TASK GOAL — Copy the listing word for word, from the line with "For every button, label, input, icon, or" through the line with "arrow-to-color-paper: [651, 678, 769, 772]", both lines included, and leave the pictures out.

DATA FOR THIS TASK —
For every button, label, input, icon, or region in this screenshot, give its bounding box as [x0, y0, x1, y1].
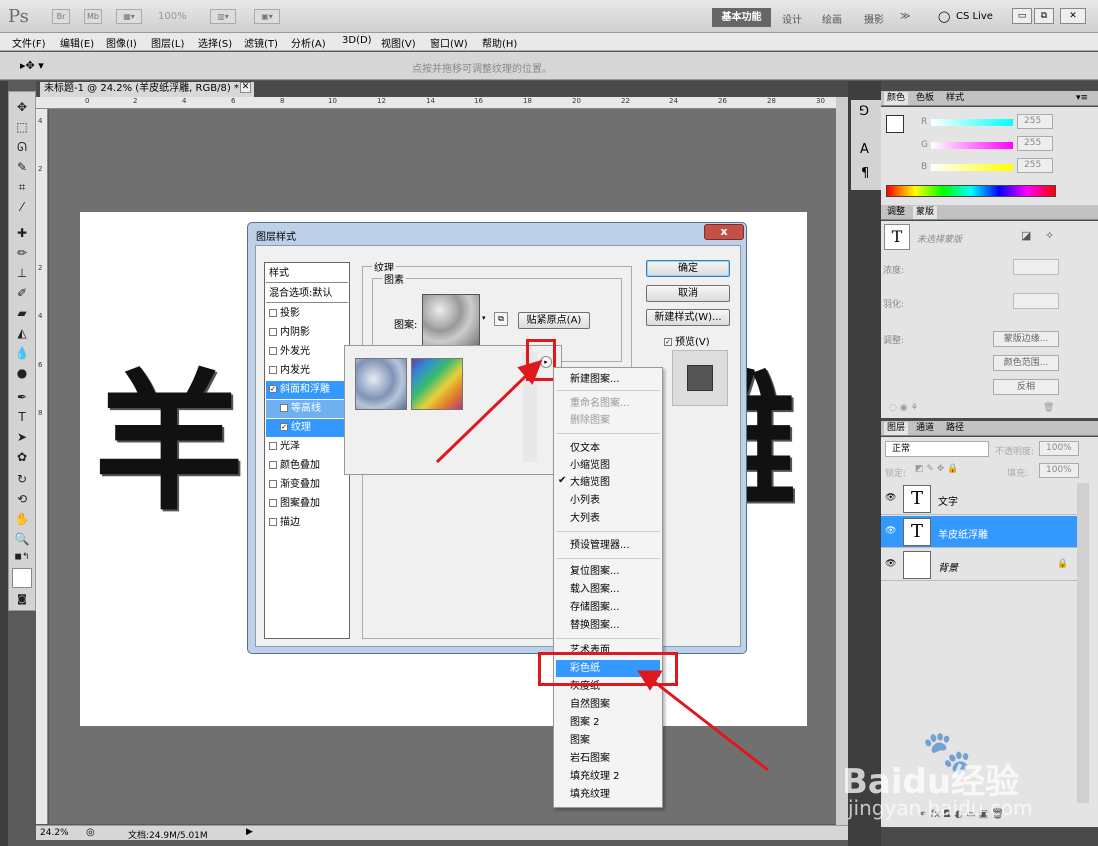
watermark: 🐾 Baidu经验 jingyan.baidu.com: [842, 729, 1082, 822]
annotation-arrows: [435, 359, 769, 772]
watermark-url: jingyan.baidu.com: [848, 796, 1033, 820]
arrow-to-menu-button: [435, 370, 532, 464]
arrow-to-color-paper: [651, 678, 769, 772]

* * *

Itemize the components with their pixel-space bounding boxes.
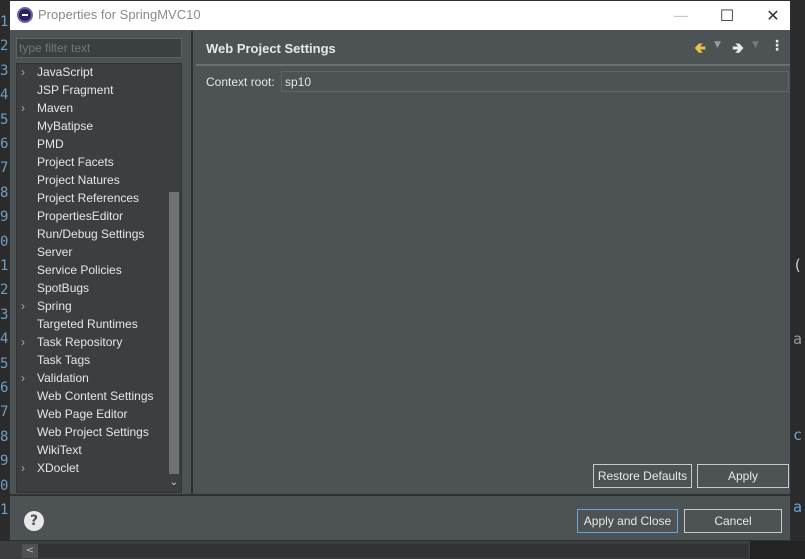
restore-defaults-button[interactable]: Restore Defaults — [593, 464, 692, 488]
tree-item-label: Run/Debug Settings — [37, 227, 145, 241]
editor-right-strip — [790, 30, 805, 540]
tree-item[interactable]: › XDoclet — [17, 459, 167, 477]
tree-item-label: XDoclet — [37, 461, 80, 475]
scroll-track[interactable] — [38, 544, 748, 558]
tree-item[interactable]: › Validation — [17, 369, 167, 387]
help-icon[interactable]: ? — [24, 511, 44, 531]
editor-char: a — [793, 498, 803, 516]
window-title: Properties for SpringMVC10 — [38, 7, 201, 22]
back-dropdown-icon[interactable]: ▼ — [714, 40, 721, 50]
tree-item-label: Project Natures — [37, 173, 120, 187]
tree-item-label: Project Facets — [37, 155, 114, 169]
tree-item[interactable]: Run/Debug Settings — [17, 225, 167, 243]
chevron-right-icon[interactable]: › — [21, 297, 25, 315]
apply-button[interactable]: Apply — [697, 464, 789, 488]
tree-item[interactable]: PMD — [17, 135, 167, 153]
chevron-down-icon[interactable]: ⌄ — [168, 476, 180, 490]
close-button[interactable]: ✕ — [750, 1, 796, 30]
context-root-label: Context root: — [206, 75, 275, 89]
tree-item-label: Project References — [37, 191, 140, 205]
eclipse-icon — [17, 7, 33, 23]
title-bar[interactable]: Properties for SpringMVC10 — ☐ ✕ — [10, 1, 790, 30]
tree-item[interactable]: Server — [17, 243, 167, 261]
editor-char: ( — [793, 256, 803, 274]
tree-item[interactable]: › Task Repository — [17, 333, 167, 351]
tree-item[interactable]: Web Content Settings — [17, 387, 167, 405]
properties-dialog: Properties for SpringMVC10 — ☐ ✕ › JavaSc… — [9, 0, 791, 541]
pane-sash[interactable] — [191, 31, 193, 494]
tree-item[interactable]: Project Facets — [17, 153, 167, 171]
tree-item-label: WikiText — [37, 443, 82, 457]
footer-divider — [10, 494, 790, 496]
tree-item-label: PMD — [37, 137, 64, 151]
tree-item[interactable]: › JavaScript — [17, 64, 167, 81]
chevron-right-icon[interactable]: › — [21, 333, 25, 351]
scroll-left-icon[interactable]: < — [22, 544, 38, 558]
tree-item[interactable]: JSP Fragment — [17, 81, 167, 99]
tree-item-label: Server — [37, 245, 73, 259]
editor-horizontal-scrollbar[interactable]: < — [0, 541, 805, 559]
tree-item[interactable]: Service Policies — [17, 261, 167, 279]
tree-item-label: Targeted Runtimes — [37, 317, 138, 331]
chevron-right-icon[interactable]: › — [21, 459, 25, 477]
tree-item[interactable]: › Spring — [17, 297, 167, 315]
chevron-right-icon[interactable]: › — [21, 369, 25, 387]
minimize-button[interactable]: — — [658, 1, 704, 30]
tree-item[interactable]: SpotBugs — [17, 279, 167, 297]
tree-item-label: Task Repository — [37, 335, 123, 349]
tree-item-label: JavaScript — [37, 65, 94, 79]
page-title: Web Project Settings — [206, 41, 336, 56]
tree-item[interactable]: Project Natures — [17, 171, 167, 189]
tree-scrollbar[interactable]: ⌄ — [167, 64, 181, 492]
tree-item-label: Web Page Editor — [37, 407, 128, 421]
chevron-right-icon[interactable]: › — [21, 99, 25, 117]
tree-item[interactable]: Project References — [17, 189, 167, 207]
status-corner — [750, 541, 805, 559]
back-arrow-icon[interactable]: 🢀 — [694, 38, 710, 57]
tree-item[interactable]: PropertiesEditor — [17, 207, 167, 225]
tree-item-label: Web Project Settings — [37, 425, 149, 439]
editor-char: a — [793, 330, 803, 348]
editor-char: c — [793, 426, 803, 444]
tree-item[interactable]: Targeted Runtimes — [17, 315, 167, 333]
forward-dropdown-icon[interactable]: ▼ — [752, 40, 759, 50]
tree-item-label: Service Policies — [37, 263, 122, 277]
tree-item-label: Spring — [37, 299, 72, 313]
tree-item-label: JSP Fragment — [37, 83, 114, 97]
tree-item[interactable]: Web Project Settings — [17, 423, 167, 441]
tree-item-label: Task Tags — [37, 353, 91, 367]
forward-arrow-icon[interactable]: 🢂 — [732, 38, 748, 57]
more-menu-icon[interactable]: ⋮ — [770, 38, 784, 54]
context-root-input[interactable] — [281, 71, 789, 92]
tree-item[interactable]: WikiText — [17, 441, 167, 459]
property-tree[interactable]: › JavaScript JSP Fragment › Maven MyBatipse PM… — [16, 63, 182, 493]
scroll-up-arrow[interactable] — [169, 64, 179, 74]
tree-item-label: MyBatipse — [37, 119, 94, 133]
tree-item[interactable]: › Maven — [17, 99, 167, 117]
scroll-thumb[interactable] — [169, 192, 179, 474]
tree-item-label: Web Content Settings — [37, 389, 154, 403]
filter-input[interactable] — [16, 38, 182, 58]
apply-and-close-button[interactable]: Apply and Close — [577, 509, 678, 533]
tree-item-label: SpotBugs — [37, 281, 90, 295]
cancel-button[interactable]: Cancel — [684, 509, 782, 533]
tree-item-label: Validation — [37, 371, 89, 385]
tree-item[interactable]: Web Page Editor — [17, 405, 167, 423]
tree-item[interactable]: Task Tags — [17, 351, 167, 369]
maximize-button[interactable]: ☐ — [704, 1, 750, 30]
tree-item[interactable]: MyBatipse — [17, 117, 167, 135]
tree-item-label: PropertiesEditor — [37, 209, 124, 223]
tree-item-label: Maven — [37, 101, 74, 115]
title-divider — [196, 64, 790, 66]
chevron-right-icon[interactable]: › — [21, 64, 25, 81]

ANSWER TO THIS TASK —
For every button, label, input, icon, or region in this screenshot, give its bounding box as [x0, y0, x1, y1].
watermark: 🐾 Baidu经验 jingyan.baidu.com: [842, 729, 1082, 822]
annotation-arrows: [435, 359, 769, 772]
watermark-url: jingyan.baidu.com: [848, 796, 1033, 820]
arrow-to-menu-button: [435, 370, 532, 464]
arrow-to-color-paper: [651, 678, 769, 772]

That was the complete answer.